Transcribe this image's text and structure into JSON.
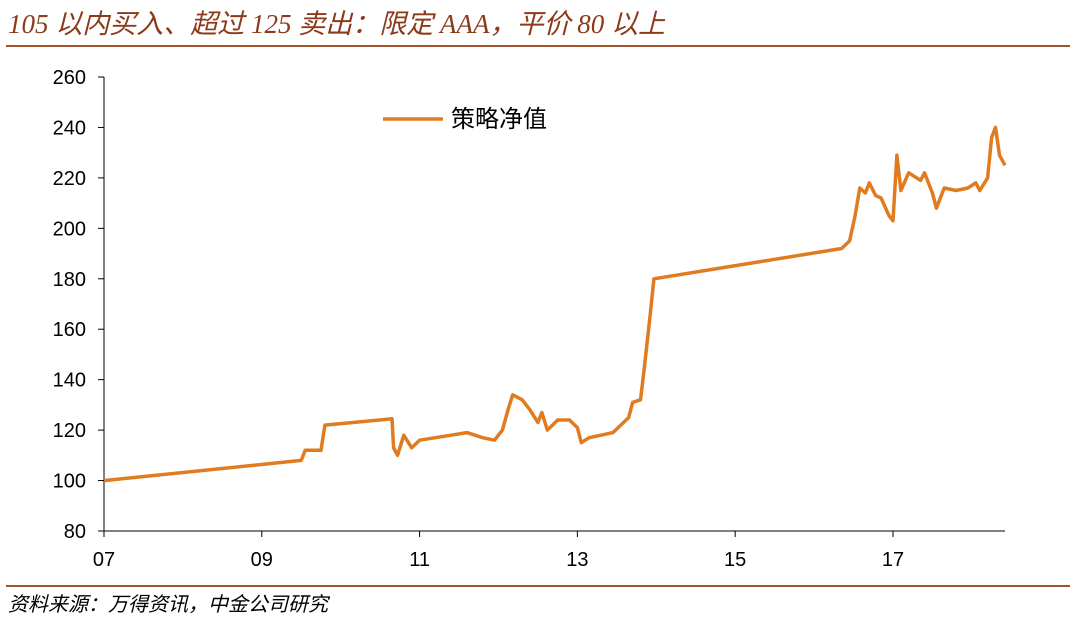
{
  "chart_data": {
    "type": "line",
    "title": "105 以内买入、超过 125 卖出：限定 AAA，平价 80 以上",
    "source": "资料来源：万得资讯，中金公司研究",
    "x": [
      2007.0,
      2009.5,
      2009.55,
      2009.75,
      2009.8,
      2010.65,
      2010.67,
      2010.72,
      2010.8,
      2010.9,
      2011.0,
      2011.2,
      2011.4,
      2011.6,
      2011.8,
      2011.95,
      2012.05,
      2012.12,
      2012.18,
      2012.3,
      2012.4,
      2012.5,
      2012.55,
      2012.62,
      2012.75,
      2012.9,
      2013.0,
      2013.05,
      2013.15,
      2013.3,
      2013.45,
      2013.55,
      2013.65,
      2013.7,
      2013.8,
      2013.85,
      2013.92,
      2013.97,
      2016.35,
      2016.45,
      2016.52,
      2016.58,
      2016.65,
      2016.7,
      2016.78,
      2016.85,
      2016.95,
      2017.0,
      2017.05,
      2017.1,
      2017.2,
      2017.35,
      2017.4,
      2017.5,
      2017.55,
      2017.65,
      2017.8,
      2017.95,
      2018.05,
      2018.1,
      2018.2,
      2018.25,
      2018.3,
      2018.35,
      2018.42
    ],
    "series": [
      {
        "name": "策略净值",
        "color": "#e07b20",
        "values": [
          100,
          108,
          112,
          112,
          122,
          124.5,
          113,
          110,
          118,
          113,
          116,
          117,
          118,
          119,
          117,
          116,
          120,
          128,
          134,
          132,
          128,
          123,
          127,
          120,
          124,
          124,
          121,
          115,
          117,
          118,
          119,
          122,
          125,
          131,
          132,
          145,
          165,
          180,
          192,
          195,
          205,
          216,
          214,
          218,
          213,
          212,
          205,
          203,
          229,
          215,
          222,
          219,
          222,
          214,
          208,
          216,
          215,
          216,
          218,
          215,
          220,
          236,
          240,
          229,
          225
        ]
      }
    ],
    "xlim": [
      2007,
      2018.42
    ],
    "xticks": [
      {
        "value": 2007,
        "label": "07"
      },
      {
        "value": 2009,
        "label": "09"
      },
      {
        "value": 2011,
        "label": "11"
      },
      {
        "value": 2013,
        "label": "13"
      },
      {
        "value": 2015,
        "label": "15"
      },
      {
        "value": 2017,
        "label": "17"
      }
    ],
    "ylim": [
      80,
      260
    ],
    "yticks": [
      80,
      100,
      120,
      140,
      160,
      180,
      200,
      220,
      240,
      260
    ],
    "grid": false
  }
}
□ □ □ □ □
● **WHAT NEEDS TO BE DONE**
Repeat the data exactly, excluding the pictures.

● **SOLUTION FOR THIS PROBLEM**
Transcribe this image's text and structure into JSON.
{
  "chart_data": {
    "type": "line",
    "title": "105 以内买入、超过 125 卖出：限定 AAA，平价 80 以上",
    "source": "资料来源：万得资讯，中金公司研究",
    "x": [
      2007.0,
      2009.5,
      2009.55,
      2009.75,
      2009.8,
      2010.65,
      2010.67,
      2010.72,
      2010.8,
      2010.9,
      2011.0,
      2011.2,
      2011.4,
      2011.6,
      2011.8,
      2011.95,
      2012.05,
      2012.12,
      2012.18,
      2012.3,
      2012.4,
      2012.5,
      2012.55,
      2012.62,
      2012.75,
      2012.9,
      2013.0,
      2013.05,
      2013.15,
      2013.3,
      2013.45,
      2013.55,
      2013.65,
      2013.7,
      2013.8,
      2013.85,
      2013.92,
      2013.97,
      2016.35,
      2016.45,
      2016.52,
      2016.58,
      2016.65,
      2016.7,
      2016.78,
      2016.85,
      2016.95,
      2017.0,
      2017.05,
      2017.1,
      2017.2,
      2017.35,
      2017.4,
      2017.5,
      2017.55,
      2017.65,
      2017.8,
      2017.95,
      2018.05,
      2018.1,
      2018.2,
      2018.25,
      2018.3,
      2018.35,
      2018.42
    ],
    "series": [
      {
        "name": "策略净值",
        "color": "#e07b20",
        "values": [
          100,
          108,
          112,
          112,
          122,
          124.5,
          113,
          110,
          118,
          113,
          116,
          117,
          118,
          119,
          117,
          116,
          120,
          128,
          134,
          132,
          128,
          123,
          127,
          120,
          124,
          124,
          121,
          115,
          117,
          118,
          119,
          122,
          125,
          131,
          132,
          145,
          165,
          180,
          192,
          195,
          205,
          216,
          214,
          218,
          213,
          212,
          205,
          203,
          229,
          215,
          222,
          219,
          222,
          214,
          208,
          216,
          215,
          216,
          218,
          215,
          220,
          236,
          240,
          229,
          225
        ]
      }
    ],
    "xlim": [
      2007,
      2018.42
    ],
    "xticks": [
      {
        "value": 2007,
        "label": "07"
      },
      {
        "value": 2009,
        "label": "09"
      },
      {
        "value": 2011,
        "label": "11"
      },
      {
        "value": 2013,
        "label": "13"
      },
      {
        "value": 2015,
        "label": "15"
      },
      {
        "value": 2017,
        "label": "17"
      }
    ],
    "ylim": [
      80,
      260
    ],
    "yticks": [
      80,
      100,
      120,
      140,
      160,
      180,
      200,
      220,
      240,
      260
    ],
    "grid": false
  }
}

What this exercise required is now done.